REQUIRED WORK: Find the number of lines below in which the word "color" appears, and write that number only.

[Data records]
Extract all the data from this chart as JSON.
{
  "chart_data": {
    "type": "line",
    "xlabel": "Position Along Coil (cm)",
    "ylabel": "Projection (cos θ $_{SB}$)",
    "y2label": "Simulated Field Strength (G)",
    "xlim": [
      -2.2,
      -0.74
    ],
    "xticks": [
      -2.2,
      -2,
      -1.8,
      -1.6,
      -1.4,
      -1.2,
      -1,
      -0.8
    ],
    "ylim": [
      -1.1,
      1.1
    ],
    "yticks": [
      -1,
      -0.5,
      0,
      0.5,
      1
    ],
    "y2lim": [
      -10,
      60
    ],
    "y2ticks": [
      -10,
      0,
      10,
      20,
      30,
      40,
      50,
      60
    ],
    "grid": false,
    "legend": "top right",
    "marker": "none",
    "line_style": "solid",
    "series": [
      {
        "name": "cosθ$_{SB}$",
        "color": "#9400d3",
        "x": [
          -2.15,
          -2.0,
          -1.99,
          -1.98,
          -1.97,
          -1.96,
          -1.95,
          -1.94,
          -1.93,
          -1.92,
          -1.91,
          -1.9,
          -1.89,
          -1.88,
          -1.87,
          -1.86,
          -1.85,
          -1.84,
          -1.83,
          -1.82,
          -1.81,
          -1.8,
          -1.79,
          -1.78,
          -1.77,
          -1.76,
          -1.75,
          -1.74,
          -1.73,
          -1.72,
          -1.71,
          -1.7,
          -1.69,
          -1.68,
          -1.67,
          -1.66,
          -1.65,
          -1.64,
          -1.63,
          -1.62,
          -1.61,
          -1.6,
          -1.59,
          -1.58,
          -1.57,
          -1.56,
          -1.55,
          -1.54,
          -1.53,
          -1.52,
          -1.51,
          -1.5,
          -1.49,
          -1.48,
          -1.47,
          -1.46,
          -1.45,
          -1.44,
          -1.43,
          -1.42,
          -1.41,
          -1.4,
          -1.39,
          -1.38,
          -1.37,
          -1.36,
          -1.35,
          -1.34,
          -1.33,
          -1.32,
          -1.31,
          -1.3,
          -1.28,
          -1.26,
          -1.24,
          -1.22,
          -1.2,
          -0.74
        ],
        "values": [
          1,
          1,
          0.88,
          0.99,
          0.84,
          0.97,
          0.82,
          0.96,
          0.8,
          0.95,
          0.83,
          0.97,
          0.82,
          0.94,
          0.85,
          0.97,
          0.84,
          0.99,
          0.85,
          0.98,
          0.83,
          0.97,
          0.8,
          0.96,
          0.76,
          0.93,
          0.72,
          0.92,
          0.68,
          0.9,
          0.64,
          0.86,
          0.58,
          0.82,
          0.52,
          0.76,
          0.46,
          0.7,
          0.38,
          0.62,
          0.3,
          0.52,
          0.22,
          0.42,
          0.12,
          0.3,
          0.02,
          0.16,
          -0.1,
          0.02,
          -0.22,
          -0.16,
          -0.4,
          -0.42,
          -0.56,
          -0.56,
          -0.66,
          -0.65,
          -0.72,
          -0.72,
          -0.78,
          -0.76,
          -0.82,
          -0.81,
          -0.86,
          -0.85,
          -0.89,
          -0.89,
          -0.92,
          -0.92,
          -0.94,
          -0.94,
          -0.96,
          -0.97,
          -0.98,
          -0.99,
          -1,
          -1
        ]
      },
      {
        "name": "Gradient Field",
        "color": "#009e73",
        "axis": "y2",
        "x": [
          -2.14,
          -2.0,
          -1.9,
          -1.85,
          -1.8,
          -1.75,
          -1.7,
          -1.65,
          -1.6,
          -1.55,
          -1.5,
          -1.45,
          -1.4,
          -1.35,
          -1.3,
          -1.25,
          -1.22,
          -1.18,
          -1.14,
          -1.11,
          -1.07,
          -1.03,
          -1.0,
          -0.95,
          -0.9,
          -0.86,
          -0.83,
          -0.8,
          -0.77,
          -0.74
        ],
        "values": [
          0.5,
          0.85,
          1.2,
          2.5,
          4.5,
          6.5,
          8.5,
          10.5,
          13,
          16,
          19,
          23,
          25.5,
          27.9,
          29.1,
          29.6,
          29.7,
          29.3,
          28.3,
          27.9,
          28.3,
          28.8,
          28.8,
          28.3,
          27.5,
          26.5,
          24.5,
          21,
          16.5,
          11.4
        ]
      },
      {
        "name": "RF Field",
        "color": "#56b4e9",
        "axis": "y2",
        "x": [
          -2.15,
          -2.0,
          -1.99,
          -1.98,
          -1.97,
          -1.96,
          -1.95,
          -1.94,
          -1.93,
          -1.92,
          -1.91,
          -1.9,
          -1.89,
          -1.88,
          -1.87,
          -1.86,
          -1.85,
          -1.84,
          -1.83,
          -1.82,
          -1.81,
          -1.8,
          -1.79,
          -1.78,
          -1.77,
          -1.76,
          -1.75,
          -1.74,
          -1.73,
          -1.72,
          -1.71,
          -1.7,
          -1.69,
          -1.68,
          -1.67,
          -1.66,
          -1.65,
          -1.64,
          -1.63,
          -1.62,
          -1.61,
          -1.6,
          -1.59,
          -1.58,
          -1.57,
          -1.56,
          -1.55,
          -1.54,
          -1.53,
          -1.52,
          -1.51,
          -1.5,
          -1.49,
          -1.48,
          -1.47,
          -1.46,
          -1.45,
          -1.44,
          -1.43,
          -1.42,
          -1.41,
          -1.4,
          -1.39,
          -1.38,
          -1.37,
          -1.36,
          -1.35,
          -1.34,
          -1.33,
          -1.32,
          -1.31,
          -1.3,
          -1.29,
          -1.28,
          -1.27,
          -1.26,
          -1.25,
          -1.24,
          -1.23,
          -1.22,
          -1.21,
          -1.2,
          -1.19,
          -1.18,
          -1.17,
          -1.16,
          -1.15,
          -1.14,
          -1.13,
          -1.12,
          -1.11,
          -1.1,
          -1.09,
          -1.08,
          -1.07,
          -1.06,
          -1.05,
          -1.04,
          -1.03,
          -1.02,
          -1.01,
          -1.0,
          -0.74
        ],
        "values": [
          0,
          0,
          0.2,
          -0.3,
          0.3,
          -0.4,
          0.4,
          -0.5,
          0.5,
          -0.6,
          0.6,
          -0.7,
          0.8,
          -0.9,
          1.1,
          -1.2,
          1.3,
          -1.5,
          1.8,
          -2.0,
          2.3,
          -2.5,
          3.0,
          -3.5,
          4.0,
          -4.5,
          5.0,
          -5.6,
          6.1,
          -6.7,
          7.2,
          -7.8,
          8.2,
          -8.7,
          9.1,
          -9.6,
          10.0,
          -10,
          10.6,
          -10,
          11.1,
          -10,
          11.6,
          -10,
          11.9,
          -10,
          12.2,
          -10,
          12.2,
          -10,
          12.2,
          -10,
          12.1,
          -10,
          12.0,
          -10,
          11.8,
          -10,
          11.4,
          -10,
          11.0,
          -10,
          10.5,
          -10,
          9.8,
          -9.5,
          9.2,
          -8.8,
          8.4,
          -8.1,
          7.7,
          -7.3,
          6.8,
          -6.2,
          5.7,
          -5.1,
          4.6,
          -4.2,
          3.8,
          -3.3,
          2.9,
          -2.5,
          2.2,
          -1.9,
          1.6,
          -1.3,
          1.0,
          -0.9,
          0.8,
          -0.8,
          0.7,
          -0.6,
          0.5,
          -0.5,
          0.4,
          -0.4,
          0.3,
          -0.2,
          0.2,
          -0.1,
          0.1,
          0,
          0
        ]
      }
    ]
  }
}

WORKED ANSWER: 3